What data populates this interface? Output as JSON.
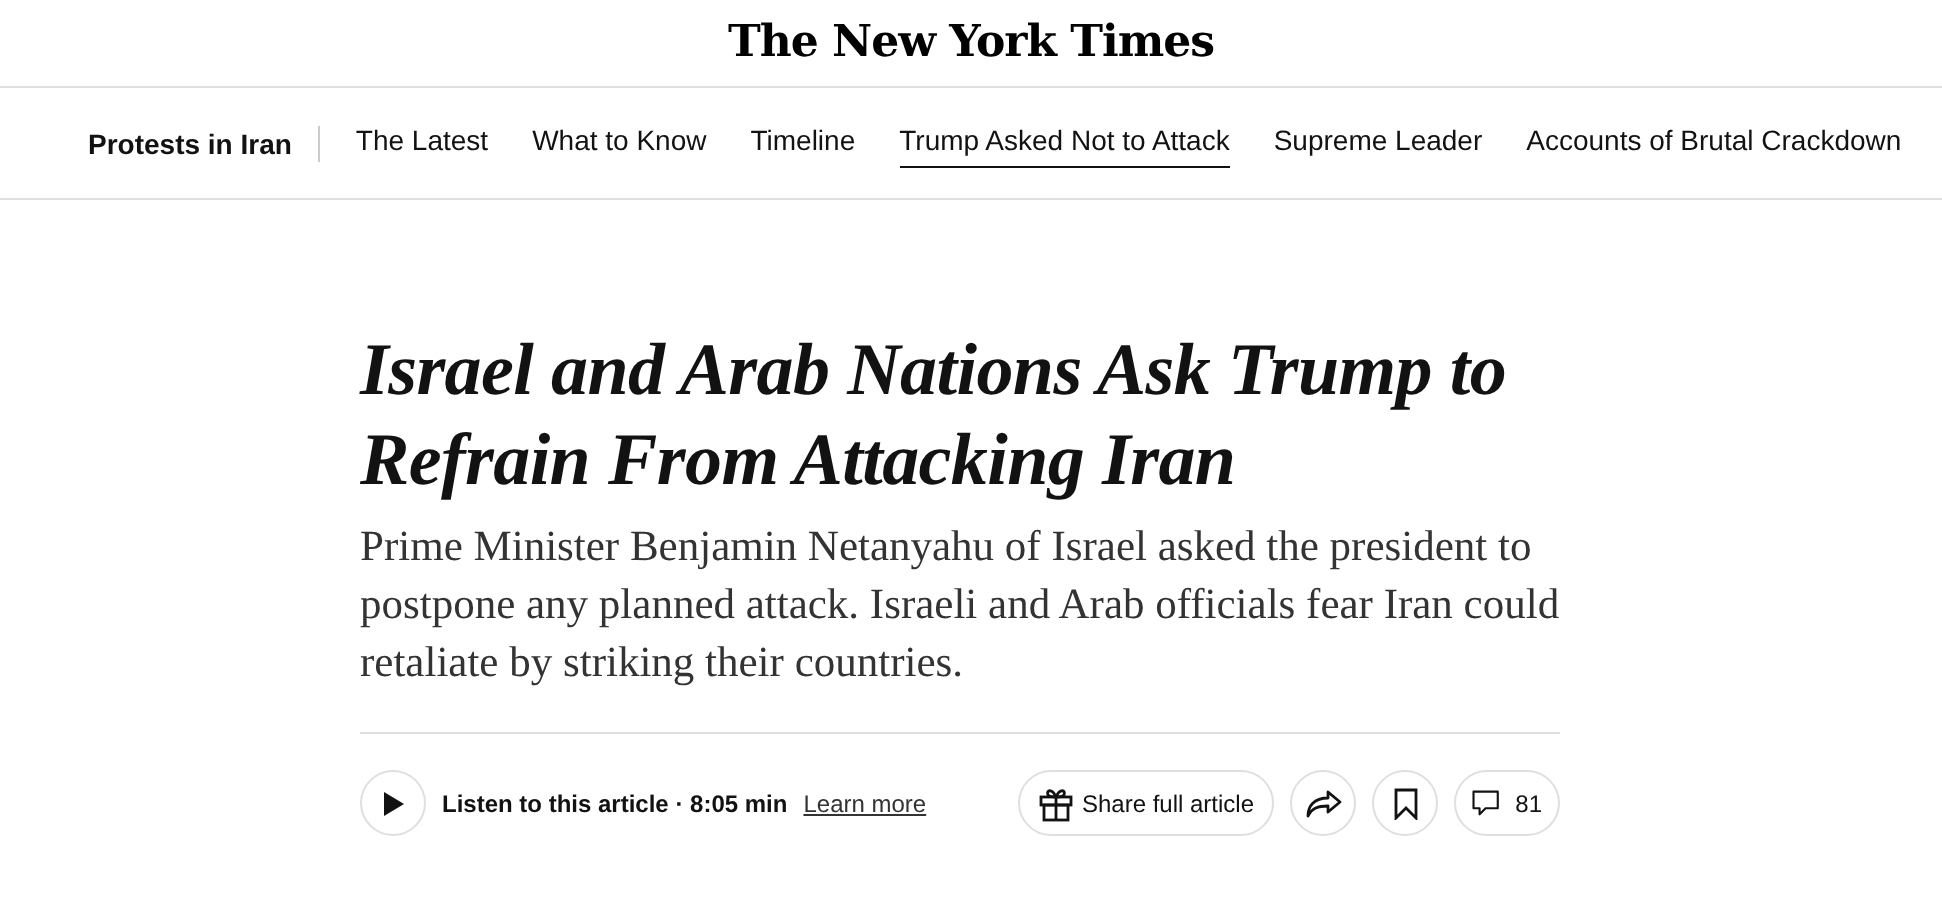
{
  "masthead": {
    "logo": "The New York Times"
  },
  "topic_nav": {
    "title": "Protests in Iran",
    "links": [
      {
        "label": "The Latest",
        "selected": false
      },
      {
        "label": "What to Know",
        "selected": false
      },
      {
        "label": "Timeline",
        "selected": false
      },
      {
        "label": "Trump Asked Not to Attack",
        "selected": true
      },
      {
        "label": "Supreme Leader",
        "selected": false
      },
      {
        "label": "Accounts of Brutal Crackdown",
        "selected": false
      }
    ]
  },
  "article": {
    "headline": "Israel and Arab Nations Ask Trump to Refrain From Attacking Iran",
    "summary": "Prime Minister Benjamin Netanyahu of Israel asked the president to postpone any planned attack. Israeli and Arab officials fear Iran could retaliate by striking their countries."
  },
  "toolbar": {
    "listen": "Listen to this article · 8:05 min",
    "learn_more": "Learn more",
    "share": "Share full article",
    "comments": "81"
  }
}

+ + +

_Requirement_
Without including the pictures, return each record above exactly as it stands.

_Exercise answer_
What data populates this interface? Output as JSON.
{
  "masthead": {
    "logo": "The New York Times"
  },
  "topic_nav": {
    "title": "Protests in Iran",
    "links": [
      {
        "label": "The Latest",
        "selected": false
      },
      {
        "label": "What to Know",
        "selected": false
      },
      {
        "label": "Timeline",
        "selected": false
      },
      {
        "label": "Trump Asked Not to Attack",
        "selected": true
      },
      {
        "label": "Supreme Leader",
        "selected": false
      },
      {
        "label": "Accounts of Brutal Crackdown",
        "selected": false
      }
    ]
  },
  "article": {
    "headline": "Israel and Arab Nations Ask Trump to Refrain From Attacking Iran",
    "summary": "Prime Minister Benjamin Netanyahu of Israel asked the president to postpone any planned attack. Israeli and Arab officials fear Iran could retaliate by striking their countries."
  },
  "toolbar": {
    "listen": "Listen to this article · 8:05 min",
    "learn_more": "Learn more",
    "share": "Share full article",
    "comments": "81"
  }
}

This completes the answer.